Written problem:
Copy the data below exactly, omitting any picture it contains.

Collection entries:
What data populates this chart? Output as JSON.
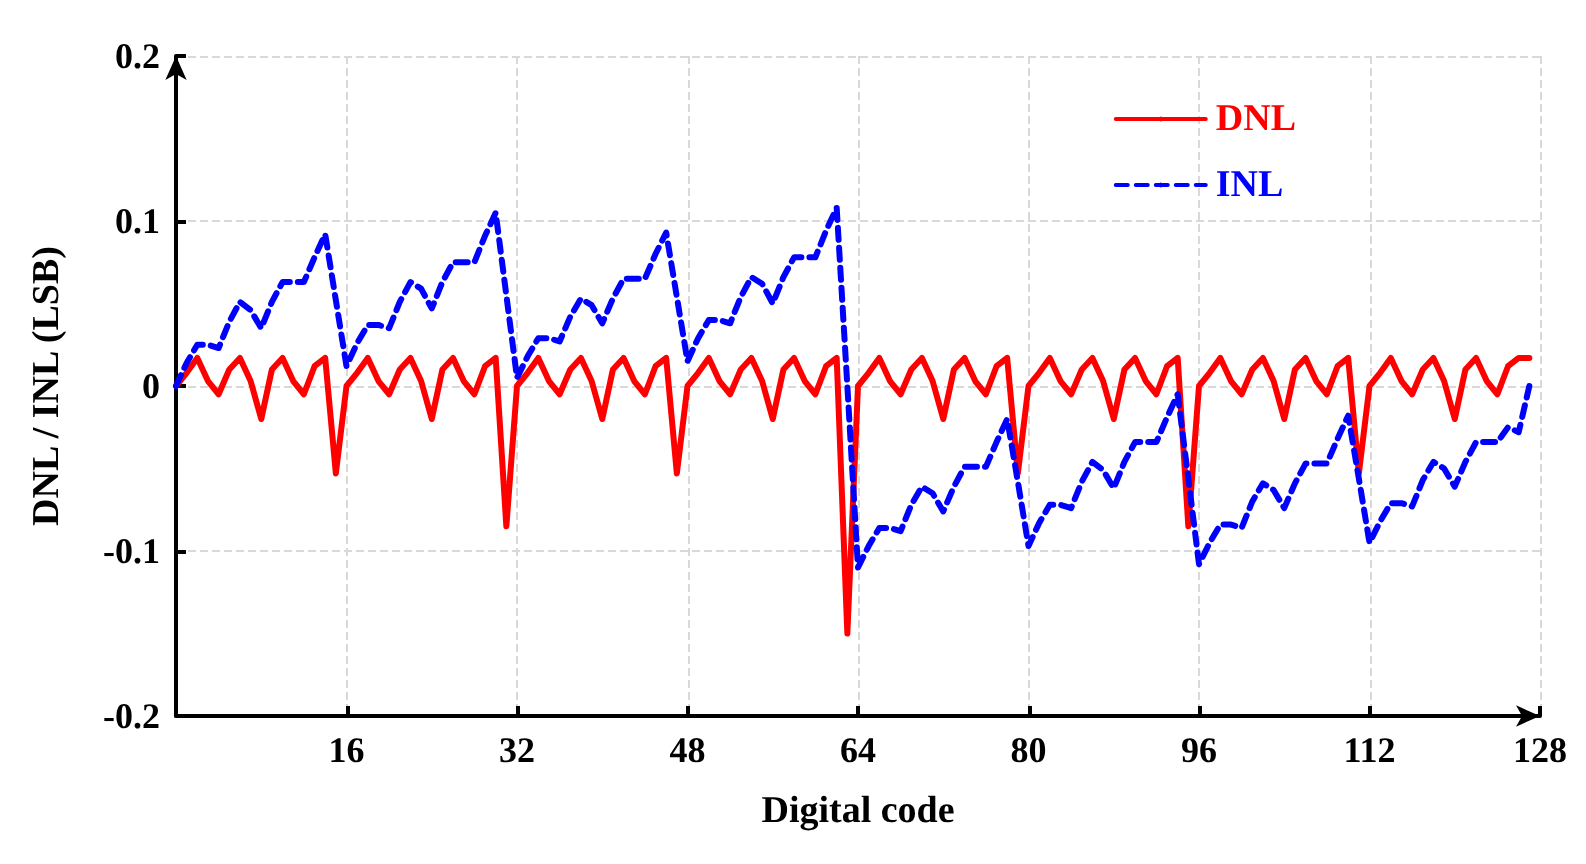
{
  "chart_data": {
    "type": "line",
    "xlabel": "Digital code",
    "ylabel": "DNL / INL (LSB)",
    "xlim": [
      0,
      128
    ],
    "xticks": [
      {
        "value": 0,
        "label": null
      },
      16,
      32,
      48,
      64,
      80,
      96,
      112,
      128
    ],
    "ylim": [
      -0.2,
      0.2
    ],
    "yticks": [
      -0.2,
      -0.1,
      0,
      0.1,
      0.2
    ],
    "grid": true,
    "legend": "top right",
    "marker": "none",
    "x": [
      0,
      1,
      2,
      3,
      4,
      5,
      6,
      7,
      8,
      9,
      10,
      11,
      12,
      13,
      14,
      15,
      16,
      17,
      18,
      19,
      20,
      21,
      22,
      23,
      24,
      25,
      26,
      27,
      28,
      29,
      30,
      31,
      32,
      33,
      34,
      35,
      36,
      37,
      38,
      39,
      40,
      41,
      42,
      43,
      44,
      45,
      46,
      47,
      48,
      49,
      50,
      51,
      52,
      53,
      54,
      55,
      56,
      57,
      58,
      59,
      60,
      61,
      62,
      63,
      64,
      65,
      66,
      67,
      68,
      69,
      70,
      71,
      72,
      73,
      74,
      75,
      76,
      77,
      78,
      79,
      80,
      81,
      82,
      83,
      84,
      85,
      86,
      87,
      88,
      89,
      90,
      91,
      92,
      93,
      94,
      95,
      96,
      97,
      98,
      99,
      100,
      101,
      102,
      103,
      104,
      105,
      106,
      107,
      108,
      109,
      110,
      111,
      112,
      113,
      114,
      115,
      116,
      117,
      118,
      119,
      120,
      121,
      122,
      123,
      124,
      125,
      126,
      127
    ],
    "series": [
      {
        "name": "DNL",
        "color": "#ff0000",
        "line_style": "solid",
        "values": [
          0,
          0.008,
          0.017,
          0.003,
          -0.005,
          0.01,
          0.017,
          0.003,
          -0.02,
          0.01,
          0.017,
          0.003,
          -0.005,
          0.012,
          0.017,
          -0.053,
          0,
          0.008,
          0.017,
          0.003,
          -0.005,
          0.01,
          0.017,
          0.003,
          -0.02,
          0.01,
          0.017,
          0.003,
          -0.005,
          0.012,
          0.017,
          -0.085,
          0,
          0.008,
          0.017,
          0.003,
          -0.005,
          0.01,
          0.017,
          0.003,
          -0.02,
          0.01,
          0.017,
          0.003,
          -0.005,
          0.012,
          0.017,
          -0.053,
          0,
          0.008,
          0.017,
          0.003,
          -0.005,
          0.01,
          0.017,
          0.003,
          -0.02,
          0.01,
          0.017,
          0.003,
          -0.005,
          0.012,
          0.017,
          -0.15,
          0,
          0.008,
          0.017,
          0.003,
          -0.005,
          0.01,
          0.017,
          0.003,
          -0.02,
          0.01,
          0.017,
          0.003,
          -0.005,
          0.012,
          0.017,
          -0.053,
          0,
          0.008,
          0.017,
          0.003,
          -0.005,
          0.01,
          0.017,
          0.003,
          -0.02,
          0.01,
          0.017,
          0.003,
          -0.005,
          0.012,
          0.017,
          -0.085,
          0,
          0.008,
          0.017,
          0.003,
          -0.005,
          0.01,
          0.017,
          0.003,
          -0.02,
          0.01,
          0.017,
          0.003,
          -0.005,
          0.012,
          0.017,
          -0.053,
          0,
          0.008,
          0.017,
          0.003,
          -0.005,
          0.01,
          0.017,
          0.003,
          -0.02,
          0.01,
          0.017,
          0.003,
          -0.005,
          0.012,
          0.017,
          0.017
        ]
      },
      {
        "name": "INL",
        "color": "#0000ff",
        "line_style": "dashed",
        "values": [
          0,
          0.014,
          0.025,
          0.025,
          0.023,
          0.039,
          0.051,
          0.046,
          0.035,
          0.051,
          0.063,
          0.063,
          0.063,
          0.078,
          0.092,
          0.052,
          0.012,
          0.026,
          0.037,
          0.037,
          0.035,
          0.051,
          0.063,
          0.059,
          0.047,
          0.063,
          0.075,
          0.075,
          0.075,
          0.091,
          0.105,
          0.055,
          0.005,
          0.018,
          0.029,
          0.029,
          0.027,
          0.042,
          0.053,
          0.049,
          0.038,
          0.053,
          0.065,
          0.065,
          0.065,
          0.08,
          0.093,
          0.054,
          0.015,
          0.029,
          0.04,
          0.04,
          0.038,
          0.054,
          0.066,
          0.062,
          0.05,
          0.066,
          0.078,
          0.078,
          0.078,
          0.094,
          0.108,
          0,
          -0.11,
          -0.097,
          -0.086,
          -0.086,
          -0.088,
          -0.072,
          -0.061,
          -0.065,
          -0.076,
          -0.061,
          -0.049,
          -0.049,
          -0.049,
          -0.034,
          -0.02,
          -0.058,
          -0.097,
          -0.083,
          -0.072,
          -0.072,
          -0.074,
          -0.058,
          -0.046,
          -0.051,
          -0.062,
          -0.046,
          -0.034,
          -0.034,
          -0.034,
          -0.019,
          -0.005,
          -0.056,
          -0.108,
          -0.095,
          -0.084,
          -0.084,
          -0.086,
          -0.07,
          -0.059,
          -0.063,
          -0.074,
          -0.059,
          -0.047,
          -0.047,
          -0.047,
          -0.032,
          -0.018,
          -0.056,
          -0.095,
          -0.082,
          -0.071,
          -0.071,
          -0.073,
          -0.057,
          -0.046,
          -0.05,
          -0.061,
          -0.046,
          -0.034,
          -0.034,
          -0.034,
          -0.025,
          -0.028,
          0
        ]
      }
    ]
  }
}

Written solution:
What data populates this chart? Output as JSON.
{
  "chart_data": {
    "type": "line",
    "xlabel": "Digital code",
    "ylabel": "DNL / INL (LSB)",
    "xlim": [
      0,
      128
    ],
    "xticks": [
      {
        "value": 0,
        "label": null
      },
      16,
      32,
      48,
      64,
      80,
      96,
      112,
      128
    ],
    "ylim": [
      -0.2,
      0.2
    ],
    "yticks": [
      -0.2,
      -0.1,
      0,
      0.1,
      0.2
    ],
    "grid": true,
    "legend": "top right",
    "marker": "none",
    "x": [
      0,
      1,
      2,
      3,
      4,
      5,
      6,
      7,
      8,
      9,
      10,
      11,
      12,
      13,
      14,
      15,
      16,
      17,
      18,
      19,
      20,
      21,
      22,
      23,
      24,
      25,
      26,
      27,
      28,
      29,
      30,
      31,
      32,
      33,
      34,
      35,
      36,
      37,
      38,
      39,
      40,
      41,
      42,
      43,
      44,
      45,
      46,
      47,
      48,
      49,
      50,
      51,
      52,
      53,
      54,
      55,
      56,
      57,
      58,
      59,
      60,
      61,
      62,
      63,
      64,
      65,
      66,
      67,
      68,
      69,
      70,
      71,
      72,
      73,
      74,
      75,
      76,
      77,
      78,
      79,
      80,
      81,
      82,
      83,
      84,
      85,
      86,
      87,
      88,
      89,
      90,
      91,
      92,
      93,
      94,
      95,
      96,
      97,
      98,
      99,
      100,
      101,
      102,
      103,
      104,
      105,
      106,
      107,
      108,
      109,
      110,
      111,
      112,
      113,
      114,
      115,
      116,
      117,
      118,
      119,
      120,
      121,
      122,
      123,
      124,
      125,
      126,
      127
    ],
    "series": [
      {
        "name": "DNL",
        "color": "#ff0000",
        "line_style": "solid",
        "values": [
          0,
          0.008,
          0.017,
          0.003,
          -0.005,
          0.01,
          0.017,
          0.003,
          -0.02,
          0.01,
          0.017,
          0.003,
          -0.005,
          0.012,
          0.017,
          -0.053,
          0,
          0.008,
          0.017,
          0.003,
          -0.005,
          0.01,
          0.017,
          0.003,
          -0.02,
          0.01,
          0.017,
          0.003,
          -0.005,
          0.012,
          0.017,
          -0.085,
          0,
          0.008,
          0.017,
          0.003,
          -0.005,
          0.01,
          0.017,
          0.003,
          -0.02,
          0.01,
          0.017,
          0.003,
          -0.005,
          0.012,
          0.017,
          -0.053,
          0,
          0.008,
          0.017,
          0.003,
          -0.005,
          0.01,
          0.017,
          0.003,
          -0.02,
          0.01,
          0.017,
          0.003,
          -0.005,
          0.012,
          0.017,
          -0.15,
          0,
          0.008,
          0.017,
          0.003,
          -0.005,
          0.01,
          0.017,
          0.003,
          -0.02,
          0.01,
          0.017,
          0.003,
          -0.005,
          0.012,
          0.017,
          -0.053,
          0,
          0.008,
          0.017,
          0.003,
          -0.005,
          0.01,
          0.017,
          0.003,
          -0.02,
          0.01,
          0.017,
          0.003,
          -0.005,
          0.012,
          0.017,
          -0.085,
          0,
          0.008,
          0.017,
          0.003,
          -0.005,
          0.01,
          0.017,
          0.003,
          -0.02,
          0.01,
          0.017,
          0.003,
          -0.005,
          0.012,
          0.017,
          -0.053,
          0,
          0.008,
          0.017,
          0.003,
          -0.005,
          0.01,
          0.017,
          0.003,
          -0.02,
          0.01,
          0.017,
          0.003,
          -0.005,
          0.012,
          0.017,
          0.017
        ]
      },
      {
        "name": "INL",
        "color": "#0000ff",
        "line_style": "dashed",
        "values": [
          0,
          0.014,
          0.025,
          0.025,
          0.023,
          0.039,
          0.051,
          0.046,
          0.035,
          0.051,
          0.063,
          0.063,
          0.063,
          0.078,
          0.092,
          0.052,
          0.012,
          0.026,
          0.037,
          0.037,
          0.035,
          0.051,
          0.063,
          0.059,
          0.047,
          0.063,
          0.075,
          0.075,
          0.075,
          0.091,
          0.105,
          0.055,
          0.005,
          0.018,
          0.029,
          0.029,
          0.027,
          0.042,
          0.053,
          0.049,
          0.038,
          0.053,
          0.065,
          0.065,
          0.065,
          0.08,
          0.093,
          0.054,
          0.015,
          0.029,
          0.04,
          0.04,
          0.038,
          0.054,
          0.066,
          0.062,
          0.05,
          0.066,
          0.078,
          0.078,
          0.078,
          0.094,
          0.108,
          0,
          -0.11,
          -0.097,
          -0.086,
          -0.086,
          -0.088,
          -0.072,
          -0.061,
          -0.065,
          -0.076,
          -0.061,
          -0.049,
          -0.049,
          -0.049,
          -0.034,
          -0.02,
          -0.058,
          -0.097,
          -0.083,
          -0.072,
          -0.072,
          -0.074,
          -0.058,
          -0.046,
          -0.051,
          -0.062,
          -0.046,
          -0.034,
          -0.034,
          -0.034,
          -0.019,
          -0.005,
          -0.056,
          -0.108,
          -0.095,
          -0.084,
          -0.084,
          -0.086,
          -0.07,
          -0.059,
          -0.063,
          -0.074,
          -0.059,
          -0.047,
          -0.047,
          -0.047,
          -0.032,
          -0.018,
          -0.056,
          -0.095,
          -0.082,
          -0.071,
          -0.071,
          -0.073,
          -0.057,
          -0.046,
          -0.05,
          -0.061,
          -0.046,
          -0.034,
          -0.034,
          -0.034,
          -0.025,
          -0.028,
          0
        ]
      }
    ]
  }
}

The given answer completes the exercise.